## Do this
Write out the records below word for word, please.
-------- Stored rows
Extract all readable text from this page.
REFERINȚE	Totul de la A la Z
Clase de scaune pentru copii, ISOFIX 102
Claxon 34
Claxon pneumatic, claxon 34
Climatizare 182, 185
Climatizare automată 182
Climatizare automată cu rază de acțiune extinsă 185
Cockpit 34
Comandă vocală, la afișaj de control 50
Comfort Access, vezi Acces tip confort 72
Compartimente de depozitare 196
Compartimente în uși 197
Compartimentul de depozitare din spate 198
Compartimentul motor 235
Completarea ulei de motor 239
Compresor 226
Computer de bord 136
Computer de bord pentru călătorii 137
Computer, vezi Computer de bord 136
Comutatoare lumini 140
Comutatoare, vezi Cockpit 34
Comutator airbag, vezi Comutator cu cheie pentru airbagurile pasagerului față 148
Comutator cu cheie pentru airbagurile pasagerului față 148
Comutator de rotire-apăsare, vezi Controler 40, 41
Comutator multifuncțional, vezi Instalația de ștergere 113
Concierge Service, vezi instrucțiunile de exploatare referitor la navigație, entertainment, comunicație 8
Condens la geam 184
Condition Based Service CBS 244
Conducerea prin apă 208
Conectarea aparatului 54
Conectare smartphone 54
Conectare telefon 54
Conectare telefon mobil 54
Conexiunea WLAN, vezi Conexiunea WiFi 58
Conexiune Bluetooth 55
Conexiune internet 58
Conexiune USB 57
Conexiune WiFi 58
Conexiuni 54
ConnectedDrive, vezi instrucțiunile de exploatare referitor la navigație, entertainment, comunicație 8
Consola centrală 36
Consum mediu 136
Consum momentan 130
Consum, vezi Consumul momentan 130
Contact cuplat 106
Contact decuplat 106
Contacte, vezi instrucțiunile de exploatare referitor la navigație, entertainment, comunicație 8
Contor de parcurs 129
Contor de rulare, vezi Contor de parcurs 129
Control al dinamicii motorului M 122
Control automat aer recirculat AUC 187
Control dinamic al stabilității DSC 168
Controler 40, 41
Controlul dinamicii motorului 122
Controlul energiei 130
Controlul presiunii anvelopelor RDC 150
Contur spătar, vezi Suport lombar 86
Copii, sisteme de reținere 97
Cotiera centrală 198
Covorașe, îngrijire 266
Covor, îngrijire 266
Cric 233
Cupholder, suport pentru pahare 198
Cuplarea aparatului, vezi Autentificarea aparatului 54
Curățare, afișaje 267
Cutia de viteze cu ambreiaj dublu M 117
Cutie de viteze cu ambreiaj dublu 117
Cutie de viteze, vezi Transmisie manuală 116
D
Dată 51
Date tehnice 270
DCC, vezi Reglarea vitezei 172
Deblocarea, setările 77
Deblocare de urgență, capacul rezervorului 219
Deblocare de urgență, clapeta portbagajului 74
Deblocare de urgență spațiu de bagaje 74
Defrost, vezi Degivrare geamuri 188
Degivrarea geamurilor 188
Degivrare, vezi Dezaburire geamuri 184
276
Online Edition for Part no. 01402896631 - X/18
----------------
## Output for this exercise
Extract all readable text from this page.
REFERINȚE	Totul de la A la Z
Clase de scaune pentru copii, ISOFIX 102
Claxon 34
Claxon pneumatic, claxon 34
Climatizare 182, 185
Climatizare automată 182
Climatizare automată cu rază de acțiune extinsă 185
Cockpit 34
Comandă vocală, la afișaj de control 50
Comfort Access, vezi Acces tip confort 72
Compartimente de depozitare 196
Compartimente în uși 197
Compartimentul de depozitare din spate 198
Compartimentul motor 235
Completarea ulei de motor 239
Compresor 226
Computer de bord 136
Computer de bord pentru călătorii 137
Computer, vezi Computer de bord 136
Comutatoare lumini 140
Comutatoare, vezi Cockpit 34
Comutator airbag, vezi Comutator cu cheie pentru airbagurile pasagerului față 148
Comutator cu cheie pentru airbagurile pasagerului față 148
Comutator de rotire-apăsare, vezi Controler 40, 41
Comutator multifuncțional, vezi Instalația de ștergere 113
Concierge Service, vezi instrucțiunile de exploatare referitor la navigație, entertainment, comunicație 8
Condens la geam 184
Condition Based Service CBS 244
Conducerea prin apă 208
Conectarea aparatului 54
Conectare smartphone 54
Conectare telefon 54
Conectare telefon mobil 54
Conexiunea WLAN, vezi Conexiunea WiFi 58
Conexiune Bluetooth 55
Conexiune internet 58
Conexiune USB 57
Conexiune WiFi 58
Conexiuni 54
ConnectedDrive, vezi instrucțiunile de exploatare referitor la navigație, entertainment, comunicație 8
Consola centrală 36
Consum mediu 136
Consum momentan 130
Consum, vezi Consumul momentan 130
Contact cuplat 106
Contact decuplat 106
Contacte, vezi instrucțiunile de exploatare referitor la navigație, entertainment, comunicație 8
Contor de parcurs 129
Contor de rulare, vezi Contor de parcurs 129
Control al dinamicii motorului M 122
Control automat aer recirculat AUC 187
Control dinamic al stabilității DSC 168
Controler 40, 41
Controlul dinamicii motorului 122
Controlul energiei 130
Controlul presiunii anvelopelor RDC 150
Contur spătar, vezi Suport lombar 86
Copii, sisteme de reținere 97
Cotiera centrală 198
Covorașe, îngrijire 266
Covor, îngrijire 266
Cric 233
Cupholder, suport pentru pahare 198
Cuplarea aparatului, vezi Autentificarea aparatului 54
Curățare, afișaje 267
Cutia de viteze cu ambreiaj dublu M 117
Cutie de viteze cu ambreiaj dublu 117
Cutie de viteze, vezi Transmisie manuală 116
D
Dată 51
Date tehnice 270
DCC, vezi Reglarea vitezei 172
Deblocarea, setările 77
Deblocare de urgență, capacul rezervorului 219
Deblocare de urgență, clapeta portbagajului 74
Deblocare de urgență spațiu de bagaje 74
Defrost, vezi Degivrare geamuri 188
Degivrarea geamurilor 188
Degivrare, vezi Dezaburire geamuri 184
276
Online Edition for Part no. 01402896631 - X/18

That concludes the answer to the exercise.